Instructions for the task: In the entries that follow, find the word "after" and report each line it is on.

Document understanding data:

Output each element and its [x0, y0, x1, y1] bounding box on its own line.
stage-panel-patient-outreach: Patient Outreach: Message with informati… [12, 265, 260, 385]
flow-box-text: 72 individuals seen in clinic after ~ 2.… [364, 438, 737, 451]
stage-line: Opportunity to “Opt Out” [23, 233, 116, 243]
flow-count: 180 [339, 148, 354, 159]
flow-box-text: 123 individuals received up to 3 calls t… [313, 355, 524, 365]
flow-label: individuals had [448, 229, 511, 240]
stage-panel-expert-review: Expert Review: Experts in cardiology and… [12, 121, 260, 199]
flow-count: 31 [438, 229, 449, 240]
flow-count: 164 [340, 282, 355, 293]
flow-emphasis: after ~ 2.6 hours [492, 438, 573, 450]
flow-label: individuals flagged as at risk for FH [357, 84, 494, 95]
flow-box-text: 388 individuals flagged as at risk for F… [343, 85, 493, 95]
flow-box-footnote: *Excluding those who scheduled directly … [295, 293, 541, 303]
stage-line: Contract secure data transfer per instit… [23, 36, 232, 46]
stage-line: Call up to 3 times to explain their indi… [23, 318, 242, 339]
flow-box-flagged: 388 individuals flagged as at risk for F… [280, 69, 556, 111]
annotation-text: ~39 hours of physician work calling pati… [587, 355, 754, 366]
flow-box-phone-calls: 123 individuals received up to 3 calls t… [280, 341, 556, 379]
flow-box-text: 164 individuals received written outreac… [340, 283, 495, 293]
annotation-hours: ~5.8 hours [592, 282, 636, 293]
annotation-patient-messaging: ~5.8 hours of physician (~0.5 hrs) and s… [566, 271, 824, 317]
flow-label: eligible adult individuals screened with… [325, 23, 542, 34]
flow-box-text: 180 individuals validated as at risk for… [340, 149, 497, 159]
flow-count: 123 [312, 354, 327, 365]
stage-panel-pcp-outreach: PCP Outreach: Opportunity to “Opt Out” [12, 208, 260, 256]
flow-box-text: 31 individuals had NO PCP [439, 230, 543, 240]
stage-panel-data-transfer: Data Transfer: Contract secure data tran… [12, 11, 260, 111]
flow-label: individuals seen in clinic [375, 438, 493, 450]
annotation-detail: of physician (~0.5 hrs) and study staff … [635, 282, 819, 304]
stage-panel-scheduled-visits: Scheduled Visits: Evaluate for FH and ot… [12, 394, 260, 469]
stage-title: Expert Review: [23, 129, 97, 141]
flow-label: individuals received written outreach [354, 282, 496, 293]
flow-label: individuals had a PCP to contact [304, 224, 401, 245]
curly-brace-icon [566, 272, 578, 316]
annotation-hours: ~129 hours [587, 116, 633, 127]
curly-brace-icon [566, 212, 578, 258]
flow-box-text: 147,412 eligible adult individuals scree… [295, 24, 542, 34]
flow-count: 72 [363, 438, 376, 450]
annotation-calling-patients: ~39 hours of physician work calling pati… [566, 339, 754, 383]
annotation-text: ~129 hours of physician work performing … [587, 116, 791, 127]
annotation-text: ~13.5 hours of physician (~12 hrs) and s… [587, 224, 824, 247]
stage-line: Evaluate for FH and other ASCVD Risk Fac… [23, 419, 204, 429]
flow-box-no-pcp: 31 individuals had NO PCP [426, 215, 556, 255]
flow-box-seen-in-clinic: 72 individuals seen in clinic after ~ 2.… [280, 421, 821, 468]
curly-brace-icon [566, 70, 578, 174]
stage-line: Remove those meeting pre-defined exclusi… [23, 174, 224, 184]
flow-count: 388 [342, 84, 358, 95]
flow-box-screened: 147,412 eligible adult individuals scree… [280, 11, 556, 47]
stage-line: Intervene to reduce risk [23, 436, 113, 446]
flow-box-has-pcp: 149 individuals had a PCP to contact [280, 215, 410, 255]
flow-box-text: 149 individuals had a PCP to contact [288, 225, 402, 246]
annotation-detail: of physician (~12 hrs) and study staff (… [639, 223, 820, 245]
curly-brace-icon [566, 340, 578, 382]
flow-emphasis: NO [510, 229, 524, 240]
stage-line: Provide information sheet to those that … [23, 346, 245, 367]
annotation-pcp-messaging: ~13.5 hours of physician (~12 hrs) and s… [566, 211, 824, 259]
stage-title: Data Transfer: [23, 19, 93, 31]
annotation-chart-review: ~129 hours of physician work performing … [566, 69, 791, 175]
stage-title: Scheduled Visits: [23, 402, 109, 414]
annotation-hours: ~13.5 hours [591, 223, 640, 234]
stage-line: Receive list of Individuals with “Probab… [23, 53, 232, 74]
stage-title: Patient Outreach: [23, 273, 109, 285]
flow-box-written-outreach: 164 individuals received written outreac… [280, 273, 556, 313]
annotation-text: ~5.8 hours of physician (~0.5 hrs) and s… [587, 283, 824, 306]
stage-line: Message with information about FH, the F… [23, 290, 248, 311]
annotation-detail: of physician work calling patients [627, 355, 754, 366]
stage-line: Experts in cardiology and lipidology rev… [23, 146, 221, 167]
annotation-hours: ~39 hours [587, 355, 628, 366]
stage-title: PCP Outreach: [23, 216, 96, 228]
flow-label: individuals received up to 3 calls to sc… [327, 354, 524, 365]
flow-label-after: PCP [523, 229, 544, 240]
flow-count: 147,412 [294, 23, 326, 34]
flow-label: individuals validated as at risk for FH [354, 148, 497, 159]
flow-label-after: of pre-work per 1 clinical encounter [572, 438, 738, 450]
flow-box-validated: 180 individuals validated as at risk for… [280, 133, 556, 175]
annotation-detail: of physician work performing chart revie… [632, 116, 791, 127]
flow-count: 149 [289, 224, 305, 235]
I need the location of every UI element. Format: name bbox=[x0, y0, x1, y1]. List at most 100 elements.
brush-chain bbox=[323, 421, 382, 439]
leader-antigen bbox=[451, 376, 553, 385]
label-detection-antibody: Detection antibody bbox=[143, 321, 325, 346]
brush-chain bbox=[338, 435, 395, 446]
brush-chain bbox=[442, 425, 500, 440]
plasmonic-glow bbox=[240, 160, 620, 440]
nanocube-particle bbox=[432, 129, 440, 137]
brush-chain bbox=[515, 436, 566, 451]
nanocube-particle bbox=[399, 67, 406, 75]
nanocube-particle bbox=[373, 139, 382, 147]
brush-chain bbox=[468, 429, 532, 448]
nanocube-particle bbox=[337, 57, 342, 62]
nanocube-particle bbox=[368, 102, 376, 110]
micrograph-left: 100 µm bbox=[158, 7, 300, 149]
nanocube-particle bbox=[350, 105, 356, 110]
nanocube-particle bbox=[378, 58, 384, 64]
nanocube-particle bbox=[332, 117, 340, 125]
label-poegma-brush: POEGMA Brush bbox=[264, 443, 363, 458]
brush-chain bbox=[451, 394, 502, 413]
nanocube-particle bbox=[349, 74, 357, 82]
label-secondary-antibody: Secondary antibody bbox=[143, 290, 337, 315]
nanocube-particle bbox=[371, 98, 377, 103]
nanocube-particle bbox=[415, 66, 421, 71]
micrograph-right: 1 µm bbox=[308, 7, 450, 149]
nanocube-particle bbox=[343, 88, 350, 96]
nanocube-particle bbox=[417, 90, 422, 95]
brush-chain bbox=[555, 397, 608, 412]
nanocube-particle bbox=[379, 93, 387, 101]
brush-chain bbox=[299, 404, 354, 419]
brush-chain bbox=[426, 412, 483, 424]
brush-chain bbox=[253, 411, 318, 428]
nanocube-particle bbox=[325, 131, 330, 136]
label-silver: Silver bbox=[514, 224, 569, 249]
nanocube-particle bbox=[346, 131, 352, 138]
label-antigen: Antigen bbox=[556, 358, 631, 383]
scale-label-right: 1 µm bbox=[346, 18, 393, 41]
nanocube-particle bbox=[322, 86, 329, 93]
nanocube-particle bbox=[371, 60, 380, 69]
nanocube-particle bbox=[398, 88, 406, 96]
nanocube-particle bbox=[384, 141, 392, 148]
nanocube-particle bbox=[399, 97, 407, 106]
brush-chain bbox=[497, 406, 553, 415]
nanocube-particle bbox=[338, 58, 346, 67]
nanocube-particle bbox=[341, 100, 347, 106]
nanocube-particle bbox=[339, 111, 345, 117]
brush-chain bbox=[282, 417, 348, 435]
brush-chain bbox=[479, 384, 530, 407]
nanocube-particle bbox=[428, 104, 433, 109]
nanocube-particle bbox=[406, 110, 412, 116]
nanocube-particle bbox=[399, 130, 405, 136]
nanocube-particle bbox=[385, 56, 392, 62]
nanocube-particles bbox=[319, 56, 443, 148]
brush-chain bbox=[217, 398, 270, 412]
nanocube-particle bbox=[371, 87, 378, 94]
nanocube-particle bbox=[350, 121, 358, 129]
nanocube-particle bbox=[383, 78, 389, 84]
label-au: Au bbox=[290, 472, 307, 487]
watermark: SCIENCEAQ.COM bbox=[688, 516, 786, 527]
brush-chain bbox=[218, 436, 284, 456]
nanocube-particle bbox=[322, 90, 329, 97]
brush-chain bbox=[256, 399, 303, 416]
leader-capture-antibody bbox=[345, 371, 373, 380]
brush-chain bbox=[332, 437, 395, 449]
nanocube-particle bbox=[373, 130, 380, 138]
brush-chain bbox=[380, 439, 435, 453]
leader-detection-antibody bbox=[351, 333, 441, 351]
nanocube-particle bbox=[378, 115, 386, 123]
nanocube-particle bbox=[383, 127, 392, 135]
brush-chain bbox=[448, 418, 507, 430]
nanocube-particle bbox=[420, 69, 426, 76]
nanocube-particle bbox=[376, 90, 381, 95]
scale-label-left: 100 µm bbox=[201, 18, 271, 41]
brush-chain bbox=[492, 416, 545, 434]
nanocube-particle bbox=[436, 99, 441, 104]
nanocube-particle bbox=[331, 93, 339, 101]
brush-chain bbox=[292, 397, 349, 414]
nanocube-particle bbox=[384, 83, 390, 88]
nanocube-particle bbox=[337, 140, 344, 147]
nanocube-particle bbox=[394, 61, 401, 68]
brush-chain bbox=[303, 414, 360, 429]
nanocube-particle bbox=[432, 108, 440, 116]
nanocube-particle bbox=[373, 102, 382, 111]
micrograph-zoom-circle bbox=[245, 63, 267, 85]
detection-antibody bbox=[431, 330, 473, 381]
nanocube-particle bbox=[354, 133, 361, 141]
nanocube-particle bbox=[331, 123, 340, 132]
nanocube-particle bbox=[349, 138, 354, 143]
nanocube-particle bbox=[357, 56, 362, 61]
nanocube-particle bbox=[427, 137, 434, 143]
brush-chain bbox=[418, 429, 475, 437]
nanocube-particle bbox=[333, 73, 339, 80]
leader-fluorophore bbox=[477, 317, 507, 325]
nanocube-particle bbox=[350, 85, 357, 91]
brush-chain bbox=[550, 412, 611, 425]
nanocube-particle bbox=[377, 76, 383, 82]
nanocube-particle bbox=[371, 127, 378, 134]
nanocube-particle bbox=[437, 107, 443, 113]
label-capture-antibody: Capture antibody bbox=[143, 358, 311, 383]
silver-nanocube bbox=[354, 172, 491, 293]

Solution to the problem:
flow-box-text: 72 individuals seen in clinic after ~ 2.… [364, 438, 737, 451]
flow-emphasis: after ~ 2.6 hours [492, 438, 573, 450]
flow-box-seen-in-clinic: 72 individuals seen in clinic after ~ 2.… [280, 421, 821, 468]
flow-label-after: PCP [523, 229, 544, 240]
flow-label-after: of pre-work per 1 clinical encounter [572, 438, 738, 450]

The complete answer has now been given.